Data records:
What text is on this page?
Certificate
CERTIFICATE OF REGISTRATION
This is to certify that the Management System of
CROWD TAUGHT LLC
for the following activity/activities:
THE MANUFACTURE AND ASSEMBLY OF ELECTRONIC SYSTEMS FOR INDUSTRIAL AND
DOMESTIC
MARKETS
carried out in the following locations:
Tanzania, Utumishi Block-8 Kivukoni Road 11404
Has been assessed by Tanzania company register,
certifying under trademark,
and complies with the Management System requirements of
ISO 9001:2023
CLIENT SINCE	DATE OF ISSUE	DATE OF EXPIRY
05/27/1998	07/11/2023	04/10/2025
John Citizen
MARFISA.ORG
* * *
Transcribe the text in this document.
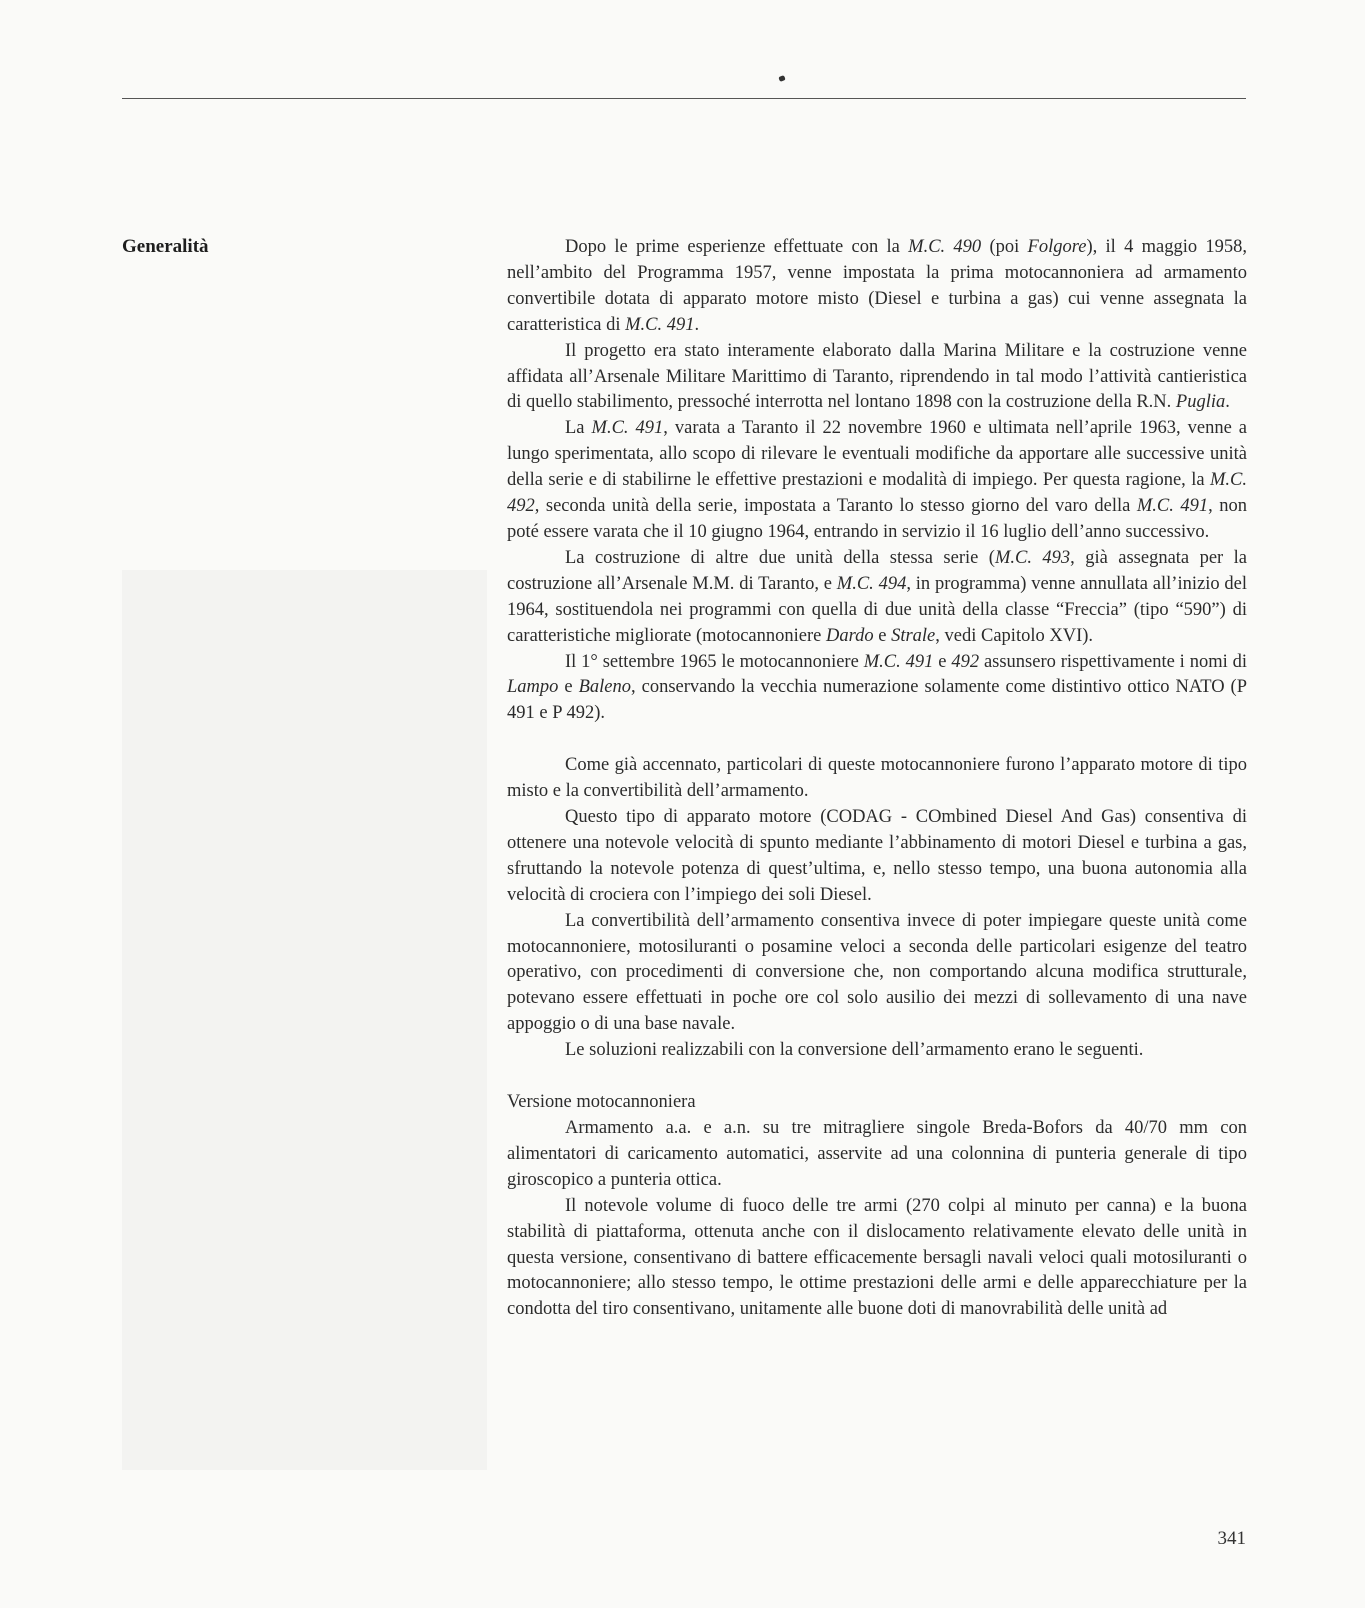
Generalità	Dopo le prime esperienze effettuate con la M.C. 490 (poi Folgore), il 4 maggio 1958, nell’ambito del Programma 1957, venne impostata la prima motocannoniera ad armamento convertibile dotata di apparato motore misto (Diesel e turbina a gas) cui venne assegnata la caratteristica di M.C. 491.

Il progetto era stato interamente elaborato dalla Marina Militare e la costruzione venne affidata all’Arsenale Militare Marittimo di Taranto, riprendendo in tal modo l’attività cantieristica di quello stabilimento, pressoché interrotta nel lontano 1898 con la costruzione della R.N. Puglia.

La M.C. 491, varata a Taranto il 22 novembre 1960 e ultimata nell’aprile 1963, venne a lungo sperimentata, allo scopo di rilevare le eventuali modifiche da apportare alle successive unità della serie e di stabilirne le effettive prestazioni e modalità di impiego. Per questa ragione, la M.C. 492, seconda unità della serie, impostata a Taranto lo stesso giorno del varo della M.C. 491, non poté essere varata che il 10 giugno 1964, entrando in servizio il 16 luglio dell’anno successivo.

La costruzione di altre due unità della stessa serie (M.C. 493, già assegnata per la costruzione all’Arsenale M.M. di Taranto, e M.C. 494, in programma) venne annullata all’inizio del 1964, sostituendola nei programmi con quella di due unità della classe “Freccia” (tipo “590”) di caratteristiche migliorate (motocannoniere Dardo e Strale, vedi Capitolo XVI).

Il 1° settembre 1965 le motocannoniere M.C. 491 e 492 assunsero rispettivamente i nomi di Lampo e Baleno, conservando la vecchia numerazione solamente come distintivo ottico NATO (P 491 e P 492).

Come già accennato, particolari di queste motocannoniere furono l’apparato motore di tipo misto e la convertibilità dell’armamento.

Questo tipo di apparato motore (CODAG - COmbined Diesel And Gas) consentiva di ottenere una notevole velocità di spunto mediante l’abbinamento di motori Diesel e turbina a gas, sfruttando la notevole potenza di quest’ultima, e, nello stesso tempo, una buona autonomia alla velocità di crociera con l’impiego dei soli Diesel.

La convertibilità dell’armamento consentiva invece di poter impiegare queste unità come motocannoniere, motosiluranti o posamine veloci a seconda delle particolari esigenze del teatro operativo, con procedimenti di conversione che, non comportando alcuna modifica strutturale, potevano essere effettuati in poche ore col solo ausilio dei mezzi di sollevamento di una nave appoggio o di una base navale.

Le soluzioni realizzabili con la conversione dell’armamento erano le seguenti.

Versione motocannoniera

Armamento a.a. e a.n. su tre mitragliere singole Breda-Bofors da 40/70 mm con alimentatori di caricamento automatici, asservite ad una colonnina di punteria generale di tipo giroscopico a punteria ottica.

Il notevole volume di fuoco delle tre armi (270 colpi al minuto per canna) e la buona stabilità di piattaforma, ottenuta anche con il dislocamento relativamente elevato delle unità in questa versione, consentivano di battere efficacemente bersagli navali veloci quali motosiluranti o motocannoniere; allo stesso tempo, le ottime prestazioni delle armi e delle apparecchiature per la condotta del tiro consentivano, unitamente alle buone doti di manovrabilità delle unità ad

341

Your objective
Pull every line containing "impiego" from the data.

Correct result
La M.C. 491, varata a Taranto il 22 novembre 1960 e ultimata nell’aprile 1963, venne a lungo sperimentata, allo scopo di rilevare le eventuali modifiche da apportare alle successive unità della serie e di stabilirne le effettive prestazioni e modalità di impiego. Per questa ragione, la M.C. 492, seconda unità della serie, impostata a Taranto lo stesso giorno del varo della M.C. 491, non poté essere varata che il 10 giugno 1964, entrando in servizio il 16 luglio dell’anno successivo.
Questo tipo di apparato motore (CODAG - COmbined Diesel And Gas) consentiva di ottenere una notevole velocità di spunto mediante l’abbinamento di motori Diesel e turbina a gas, sfruttando la notevole potenza di quest’ultima, e, nello stesso tempo, una buona autonomia alla velocità di crociera con l’impiego dei soli Diesel.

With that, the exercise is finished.